-- Information shown start --
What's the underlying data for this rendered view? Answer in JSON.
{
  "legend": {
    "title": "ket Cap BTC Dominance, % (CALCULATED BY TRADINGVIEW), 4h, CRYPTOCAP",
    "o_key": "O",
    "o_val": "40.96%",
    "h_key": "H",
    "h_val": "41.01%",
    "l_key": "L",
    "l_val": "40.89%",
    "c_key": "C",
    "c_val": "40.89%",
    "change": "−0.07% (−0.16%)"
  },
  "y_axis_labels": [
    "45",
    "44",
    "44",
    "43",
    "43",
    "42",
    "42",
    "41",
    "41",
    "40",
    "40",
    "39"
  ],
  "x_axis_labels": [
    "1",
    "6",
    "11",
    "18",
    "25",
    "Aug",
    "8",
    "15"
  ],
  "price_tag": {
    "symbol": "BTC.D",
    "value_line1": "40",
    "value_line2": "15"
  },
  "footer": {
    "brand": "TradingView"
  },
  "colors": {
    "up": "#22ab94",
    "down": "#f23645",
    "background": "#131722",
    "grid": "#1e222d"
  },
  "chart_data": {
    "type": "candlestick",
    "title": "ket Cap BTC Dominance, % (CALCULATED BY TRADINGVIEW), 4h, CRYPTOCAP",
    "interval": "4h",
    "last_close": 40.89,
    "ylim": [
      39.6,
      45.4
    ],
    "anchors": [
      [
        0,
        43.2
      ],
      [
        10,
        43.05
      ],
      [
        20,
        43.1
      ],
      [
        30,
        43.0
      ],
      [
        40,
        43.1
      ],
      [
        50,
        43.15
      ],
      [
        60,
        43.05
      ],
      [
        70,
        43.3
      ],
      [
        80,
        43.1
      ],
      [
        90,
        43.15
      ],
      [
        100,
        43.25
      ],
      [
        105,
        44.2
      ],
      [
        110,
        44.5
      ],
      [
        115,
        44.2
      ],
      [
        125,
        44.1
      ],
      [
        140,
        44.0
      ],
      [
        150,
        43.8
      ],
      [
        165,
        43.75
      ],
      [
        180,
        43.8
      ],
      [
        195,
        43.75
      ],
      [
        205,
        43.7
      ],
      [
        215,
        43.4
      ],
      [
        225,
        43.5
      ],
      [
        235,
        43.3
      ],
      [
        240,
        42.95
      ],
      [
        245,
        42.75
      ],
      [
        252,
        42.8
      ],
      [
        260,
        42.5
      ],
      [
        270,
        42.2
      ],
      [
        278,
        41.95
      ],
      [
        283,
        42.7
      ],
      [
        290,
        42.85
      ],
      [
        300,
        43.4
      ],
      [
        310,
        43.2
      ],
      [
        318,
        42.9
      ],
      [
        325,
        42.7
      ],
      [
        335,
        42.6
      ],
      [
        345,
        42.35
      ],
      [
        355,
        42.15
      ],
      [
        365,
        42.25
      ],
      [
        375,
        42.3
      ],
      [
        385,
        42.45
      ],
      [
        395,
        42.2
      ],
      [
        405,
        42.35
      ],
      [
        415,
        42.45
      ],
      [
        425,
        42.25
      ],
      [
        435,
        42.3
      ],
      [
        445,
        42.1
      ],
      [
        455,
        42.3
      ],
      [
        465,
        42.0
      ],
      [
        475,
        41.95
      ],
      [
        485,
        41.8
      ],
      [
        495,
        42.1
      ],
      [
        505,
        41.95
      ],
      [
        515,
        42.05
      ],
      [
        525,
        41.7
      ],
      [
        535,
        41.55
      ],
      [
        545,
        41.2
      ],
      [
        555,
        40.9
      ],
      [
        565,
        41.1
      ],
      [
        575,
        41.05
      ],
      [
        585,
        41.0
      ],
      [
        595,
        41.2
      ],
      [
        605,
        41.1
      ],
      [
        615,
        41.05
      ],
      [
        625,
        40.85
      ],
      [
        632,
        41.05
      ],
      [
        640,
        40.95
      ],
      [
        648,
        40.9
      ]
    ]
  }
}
-- Information shown end --
Given exercise: From the records above, extract every line exactly as it stands.

Finished answer:
What's the underlying data for this rendered view? Answer in JSON.
{
  "legend": {
    "title": "ket Cap BTC Dominance, % (CALCULATED BY TRADINGVIEW), 4h, CRYPTOCAP",
    "o_key": "O",
    "o_val": "40.96%",
    "h_key": "H",
    "h_val": "41.01%",
    "l_key": "L",
    "l_val": "40.89%",
    "c_key": "C",
    "c_val": "40.89%",
    "change": "−0.07% (−0.16%)"
  },
  "y_axis_labels": [
    "45",
    "44",
    "44",
    "43",
    "43",
    "42",
    "42",
    "41",
    "41",
    "40",
    "40",
    "39"
  ],
  "x_axis_labels": [
    "1",
    "6",
    "11",
    "18",
    "25",
    "Aug",
    "8",
    "15"
  ],
  "price_tag": {
    "symbol": "BTC.D",
    "value_line1": "40",
    "value_line2": "15"
  },
  "footer": {
    "brand": "TradingView"
  },
  "colors": {
    "up": "#22ab94",
    "down": "#f23645",
    "background": "#131722",
    "grid": "#1e222d"
  },
  "chart_data": {
    "type": "candlestick",
    "title": "ket Cap BTC Dominance, % (CALCULATED BY TRADINGVIEW), 4h, CRYPTOCAP",
    "interval": "4h",
    "last_close": 40.89,
    "ylim": [
      39.6,
      45.4
    ],
    "anchors": [
      [
        0,
        43.2
      ],
      [
        10,
        43.05
      ],
      [
        20,
        43.1
      ],
      [
        30,
        43.0
      ],
      [
        40,
        43.1
      ],
      [
        50,
        43.15
      ],
      [
        60,
        43.05
      ],
      [
        70,
        43.3
      ],
      [
        80,
        43.1
      ],
      [
        90,
        43.15
      ],
      [
        100,
        43.25
      ],
      [
        105,
        44.2
      ],
      [
        110,
        44.5
      ],
      [
        115,
        44.2
      ],
      [
        125,
        44.1
      ],
      [
        140,
        44.0
      ],
      [
        150,
        43.8
      ],
      [
        165,
        43.75
      ],
      [
        180,
        43.8
      ],
      [
        195,
        43.75
      ],
      [
        205,
        43.7
      ],
      [
        215,
        43.4
      ],
      [
        225,
        43.5
      ],
      [
        235,
        43.3
      ],
      [
        240,
        42.95
      ],
      [
        245,
        42.75
      ],
      [
        252,
        42.8
      ],
      [
        260,
        42.5
      ],
      [
        270,
        42.2
      ],
      [
        278,
        41.95
      ],
      [
        283,
        42.7
      ],
      [
        290,
        42.85
      ],
      [
        300,
        43.4
      ],
      [
        310,
        43.2
      ],
      [
        318,
        42.9
      ],
      [
        325,
        42.7
      ],
      [
        335,
        42.6
      ],
      [
        345,
        42.35
      ],
      [
        355,
        42.15
      ],
      [
        365,
        42.25
      ],
      [
        375,
        42.3
      ],
      [
        385,
        42.45
      ],
      [
        395,
        42.2
      ],
      [
        405,
        42.35
      ],
      [
        415,
        42.45
      ],
      [
        425,
        42.25
      ],
      [
        435,
        42.3
      ],
      [
        445,
        42.1
      ],
      [
        455,
        42.3
      ],
      [
        465,
        42.0
      ],
      [
        475,
        41.95
      ],
      [
        485,
        41.8
      ],
      [
        495,
        42.1
      ],
      [
        505,
        41.95
      ],
      [
        515,
        42.05
      ],
      [
        525,
        41.7
      ],
      [
        535,
        41.55
      ],
      [
        545,
        41.2
      ],
      [
        555,
        40.9
      ],
      [
        565,
        41.1
      ],
      [
        575,
        41.05
      ],
      [
        585,
        41.0
      ],
      [
        595,
        41.2
      ],
      [
        605,
        41.1
      ],
      [
        615,
        41.05
      ],
      [
        625,
        40.85
      ],
      [
        632,
        41.05
      ],
      [
        640,
        40.95
      ],
      [
        648,
        40.9
      ]
    ]
  }
}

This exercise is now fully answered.